**PROBLEM TO SOLVE:**
Could you copy every line from the material below in which "JSON" appears?

**MATERIAL FOR THIS TASK:**
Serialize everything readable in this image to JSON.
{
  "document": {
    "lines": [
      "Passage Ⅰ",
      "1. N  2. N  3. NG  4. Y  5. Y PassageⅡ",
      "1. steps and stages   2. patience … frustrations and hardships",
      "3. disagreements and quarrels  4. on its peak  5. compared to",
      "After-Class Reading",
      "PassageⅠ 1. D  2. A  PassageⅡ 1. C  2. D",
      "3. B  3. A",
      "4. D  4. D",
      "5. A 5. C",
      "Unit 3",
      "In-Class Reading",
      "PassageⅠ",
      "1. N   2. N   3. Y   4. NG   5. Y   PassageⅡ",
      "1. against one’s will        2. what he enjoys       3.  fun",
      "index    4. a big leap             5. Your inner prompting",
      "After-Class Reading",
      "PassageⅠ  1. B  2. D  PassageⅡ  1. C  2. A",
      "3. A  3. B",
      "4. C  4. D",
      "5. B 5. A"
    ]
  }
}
==
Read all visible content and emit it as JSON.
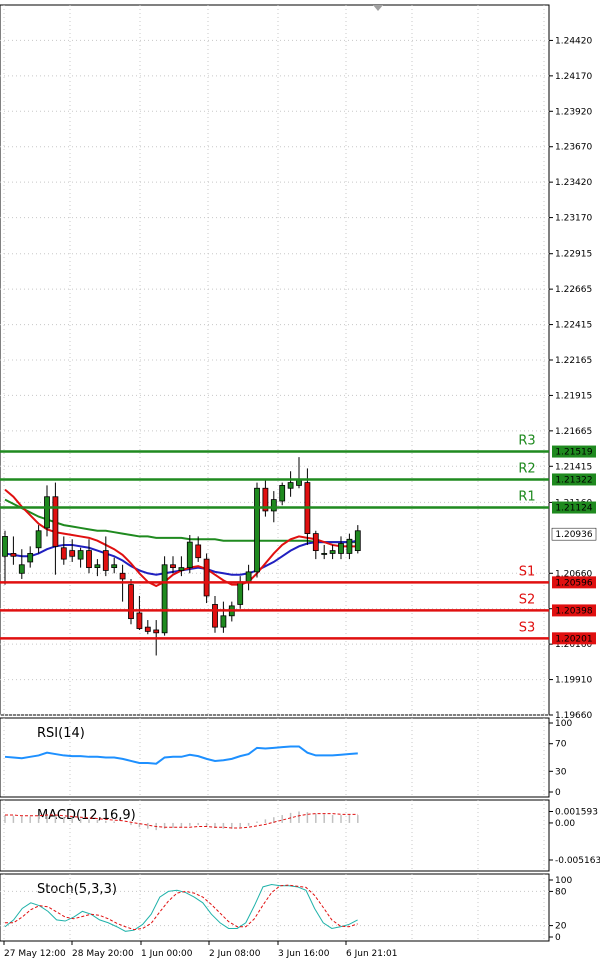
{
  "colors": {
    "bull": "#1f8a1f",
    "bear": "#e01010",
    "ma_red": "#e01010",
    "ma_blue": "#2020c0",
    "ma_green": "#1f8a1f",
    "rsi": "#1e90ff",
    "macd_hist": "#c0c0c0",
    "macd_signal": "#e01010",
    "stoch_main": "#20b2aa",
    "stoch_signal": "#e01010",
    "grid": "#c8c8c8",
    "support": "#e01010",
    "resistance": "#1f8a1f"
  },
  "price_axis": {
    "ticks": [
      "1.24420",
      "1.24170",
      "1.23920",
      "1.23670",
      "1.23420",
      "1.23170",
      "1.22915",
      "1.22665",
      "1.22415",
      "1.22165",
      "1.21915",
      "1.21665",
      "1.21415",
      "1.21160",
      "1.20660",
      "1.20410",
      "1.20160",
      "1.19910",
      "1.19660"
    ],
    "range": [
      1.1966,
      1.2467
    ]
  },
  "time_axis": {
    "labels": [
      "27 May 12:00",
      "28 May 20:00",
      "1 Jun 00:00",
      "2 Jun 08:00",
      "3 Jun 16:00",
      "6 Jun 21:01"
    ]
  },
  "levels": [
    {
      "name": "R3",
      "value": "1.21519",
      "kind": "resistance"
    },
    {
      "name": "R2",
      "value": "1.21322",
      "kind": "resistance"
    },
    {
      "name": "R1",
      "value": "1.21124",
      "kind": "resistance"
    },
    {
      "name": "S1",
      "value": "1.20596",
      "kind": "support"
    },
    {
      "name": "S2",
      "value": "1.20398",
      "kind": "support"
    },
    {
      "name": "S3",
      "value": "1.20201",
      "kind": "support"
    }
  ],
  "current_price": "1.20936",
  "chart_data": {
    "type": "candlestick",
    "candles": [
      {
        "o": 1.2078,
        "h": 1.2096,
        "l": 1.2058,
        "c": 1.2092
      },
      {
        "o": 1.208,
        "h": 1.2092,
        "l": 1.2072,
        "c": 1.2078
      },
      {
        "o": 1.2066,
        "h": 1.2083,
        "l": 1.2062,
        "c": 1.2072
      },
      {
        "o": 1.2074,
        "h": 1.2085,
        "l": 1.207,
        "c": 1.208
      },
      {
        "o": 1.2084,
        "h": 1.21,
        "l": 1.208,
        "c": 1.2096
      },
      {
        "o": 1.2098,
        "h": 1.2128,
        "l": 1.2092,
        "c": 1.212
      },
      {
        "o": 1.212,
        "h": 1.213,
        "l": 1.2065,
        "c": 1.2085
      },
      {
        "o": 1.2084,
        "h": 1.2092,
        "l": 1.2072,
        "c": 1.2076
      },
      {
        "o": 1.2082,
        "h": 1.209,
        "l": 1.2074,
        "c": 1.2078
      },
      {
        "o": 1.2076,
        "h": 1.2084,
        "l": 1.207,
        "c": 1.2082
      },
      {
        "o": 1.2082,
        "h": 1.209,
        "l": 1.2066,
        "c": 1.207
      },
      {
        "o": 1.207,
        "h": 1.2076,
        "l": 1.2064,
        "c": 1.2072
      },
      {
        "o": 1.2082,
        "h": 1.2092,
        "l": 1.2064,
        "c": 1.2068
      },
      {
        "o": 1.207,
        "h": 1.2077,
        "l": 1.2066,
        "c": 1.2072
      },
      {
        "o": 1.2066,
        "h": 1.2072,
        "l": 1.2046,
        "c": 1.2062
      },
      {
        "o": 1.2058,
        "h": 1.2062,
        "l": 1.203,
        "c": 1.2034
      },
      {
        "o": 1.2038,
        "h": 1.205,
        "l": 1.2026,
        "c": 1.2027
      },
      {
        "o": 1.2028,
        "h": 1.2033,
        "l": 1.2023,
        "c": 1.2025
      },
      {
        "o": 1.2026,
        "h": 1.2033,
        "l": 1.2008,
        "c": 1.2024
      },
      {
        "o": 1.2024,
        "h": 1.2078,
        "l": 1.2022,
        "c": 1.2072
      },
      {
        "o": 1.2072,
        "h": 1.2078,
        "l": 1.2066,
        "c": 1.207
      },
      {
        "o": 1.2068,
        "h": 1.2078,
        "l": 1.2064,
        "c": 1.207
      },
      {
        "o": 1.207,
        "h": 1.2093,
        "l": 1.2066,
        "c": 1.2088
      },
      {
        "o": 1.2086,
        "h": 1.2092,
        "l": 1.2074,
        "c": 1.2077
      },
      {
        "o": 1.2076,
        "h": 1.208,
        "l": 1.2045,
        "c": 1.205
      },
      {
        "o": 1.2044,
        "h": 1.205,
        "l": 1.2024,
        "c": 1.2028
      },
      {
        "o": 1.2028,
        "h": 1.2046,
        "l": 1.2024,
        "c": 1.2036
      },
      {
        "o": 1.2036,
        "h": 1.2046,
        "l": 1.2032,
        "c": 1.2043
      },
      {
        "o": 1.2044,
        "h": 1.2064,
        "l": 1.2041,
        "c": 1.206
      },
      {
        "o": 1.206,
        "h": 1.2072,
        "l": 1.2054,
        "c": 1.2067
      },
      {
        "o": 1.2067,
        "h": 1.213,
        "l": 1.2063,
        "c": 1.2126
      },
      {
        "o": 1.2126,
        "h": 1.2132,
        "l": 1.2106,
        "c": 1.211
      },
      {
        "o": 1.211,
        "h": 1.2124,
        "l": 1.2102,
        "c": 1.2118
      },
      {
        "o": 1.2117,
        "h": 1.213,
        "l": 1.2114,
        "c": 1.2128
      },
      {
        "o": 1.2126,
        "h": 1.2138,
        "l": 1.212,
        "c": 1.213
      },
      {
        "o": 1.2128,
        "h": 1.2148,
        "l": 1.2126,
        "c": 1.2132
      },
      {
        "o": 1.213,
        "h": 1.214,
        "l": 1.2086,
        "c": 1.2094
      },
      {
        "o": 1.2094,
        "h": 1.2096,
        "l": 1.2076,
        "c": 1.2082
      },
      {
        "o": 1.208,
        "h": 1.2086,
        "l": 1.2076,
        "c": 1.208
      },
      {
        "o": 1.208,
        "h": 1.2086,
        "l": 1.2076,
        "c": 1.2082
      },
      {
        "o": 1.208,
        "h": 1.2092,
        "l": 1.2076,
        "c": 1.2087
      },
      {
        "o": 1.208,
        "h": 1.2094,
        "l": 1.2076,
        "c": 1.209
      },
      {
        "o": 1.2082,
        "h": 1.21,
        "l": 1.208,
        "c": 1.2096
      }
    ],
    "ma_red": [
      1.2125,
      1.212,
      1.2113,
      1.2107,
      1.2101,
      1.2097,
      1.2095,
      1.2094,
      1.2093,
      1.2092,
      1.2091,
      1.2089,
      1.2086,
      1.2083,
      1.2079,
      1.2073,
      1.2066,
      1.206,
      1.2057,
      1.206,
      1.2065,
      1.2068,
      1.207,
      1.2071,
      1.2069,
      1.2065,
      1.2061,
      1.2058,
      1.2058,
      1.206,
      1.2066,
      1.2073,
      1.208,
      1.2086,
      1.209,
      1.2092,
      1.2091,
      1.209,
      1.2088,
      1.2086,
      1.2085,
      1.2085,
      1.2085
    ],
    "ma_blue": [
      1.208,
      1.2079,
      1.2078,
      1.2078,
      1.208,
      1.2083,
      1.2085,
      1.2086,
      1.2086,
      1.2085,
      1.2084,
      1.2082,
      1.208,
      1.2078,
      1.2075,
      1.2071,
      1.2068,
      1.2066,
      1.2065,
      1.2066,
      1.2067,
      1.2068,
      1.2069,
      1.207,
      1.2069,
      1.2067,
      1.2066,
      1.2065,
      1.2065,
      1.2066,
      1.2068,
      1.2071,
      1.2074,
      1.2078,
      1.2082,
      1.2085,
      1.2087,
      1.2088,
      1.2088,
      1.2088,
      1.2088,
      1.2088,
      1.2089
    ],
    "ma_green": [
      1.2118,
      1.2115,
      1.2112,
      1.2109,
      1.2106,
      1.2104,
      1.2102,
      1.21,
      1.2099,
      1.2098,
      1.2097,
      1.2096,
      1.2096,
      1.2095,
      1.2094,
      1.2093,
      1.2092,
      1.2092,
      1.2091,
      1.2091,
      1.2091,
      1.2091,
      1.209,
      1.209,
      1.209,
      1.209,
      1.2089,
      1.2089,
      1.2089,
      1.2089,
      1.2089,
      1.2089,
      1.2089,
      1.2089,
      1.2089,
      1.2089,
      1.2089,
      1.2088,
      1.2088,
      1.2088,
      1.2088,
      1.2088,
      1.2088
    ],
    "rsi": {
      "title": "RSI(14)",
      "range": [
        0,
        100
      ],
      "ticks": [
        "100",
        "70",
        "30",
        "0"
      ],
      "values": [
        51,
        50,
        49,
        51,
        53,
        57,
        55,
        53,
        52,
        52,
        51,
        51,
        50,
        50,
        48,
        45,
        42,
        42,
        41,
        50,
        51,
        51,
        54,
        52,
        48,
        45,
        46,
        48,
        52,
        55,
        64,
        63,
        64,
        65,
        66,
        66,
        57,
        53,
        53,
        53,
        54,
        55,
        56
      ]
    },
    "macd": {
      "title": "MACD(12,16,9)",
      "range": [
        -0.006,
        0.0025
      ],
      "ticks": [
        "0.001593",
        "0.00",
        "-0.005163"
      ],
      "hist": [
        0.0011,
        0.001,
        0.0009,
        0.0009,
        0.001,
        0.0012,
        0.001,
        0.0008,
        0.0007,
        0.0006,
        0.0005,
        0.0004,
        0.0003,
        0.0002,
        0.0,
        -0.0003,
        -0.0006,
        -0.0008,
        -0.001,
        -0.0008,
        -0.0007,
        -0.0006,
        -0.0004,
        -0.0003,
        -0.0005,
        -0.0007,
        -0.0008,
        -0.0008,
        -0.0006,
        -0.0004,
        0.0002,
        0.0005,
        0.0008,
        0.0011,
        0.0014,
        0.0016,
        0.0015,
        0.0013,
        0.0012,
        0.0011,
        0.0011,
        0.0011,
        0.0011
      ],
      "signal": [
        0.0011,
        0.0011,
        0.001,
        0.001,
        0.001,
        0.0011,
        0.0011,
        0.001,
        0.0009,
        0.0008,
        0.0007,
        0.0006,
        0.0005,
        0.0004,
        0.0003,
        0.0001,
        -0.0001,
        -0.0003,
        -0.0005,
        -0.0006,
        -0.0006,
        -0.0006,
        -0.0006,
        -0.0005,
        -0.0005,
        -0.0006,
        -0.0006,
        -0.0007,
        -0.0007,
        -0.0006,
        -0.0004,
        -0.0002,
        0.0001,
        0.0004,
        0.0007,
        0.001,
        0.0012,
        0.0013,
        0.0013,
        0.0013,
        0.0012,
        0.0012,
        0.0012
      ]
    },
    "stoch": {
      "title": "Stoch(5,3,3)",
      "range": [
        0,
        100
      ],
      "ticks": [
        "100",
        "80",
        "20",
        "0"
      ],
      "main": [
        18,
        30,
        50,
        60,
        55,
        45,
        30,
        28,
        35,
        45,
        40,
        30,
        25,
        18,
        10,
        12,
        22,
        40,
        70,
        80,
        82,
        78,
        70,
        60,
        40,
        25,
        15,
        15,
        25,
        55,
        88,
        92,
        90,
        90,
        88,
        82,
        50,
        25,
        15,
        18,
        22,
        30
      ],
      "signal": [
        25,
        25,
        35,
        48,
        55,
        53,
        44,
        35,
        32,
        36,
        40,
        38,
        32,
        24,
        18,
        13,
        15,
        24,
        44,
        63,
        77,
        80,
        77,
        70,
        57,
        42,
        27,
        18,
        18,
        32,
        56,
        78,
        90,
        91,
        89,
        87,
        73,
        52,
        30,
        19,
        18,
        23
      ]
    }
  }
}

**RESPONSE TO THIS TASK:**
Serialize everything readable in this image to JSON.
Read all visible content and emit it as JSON.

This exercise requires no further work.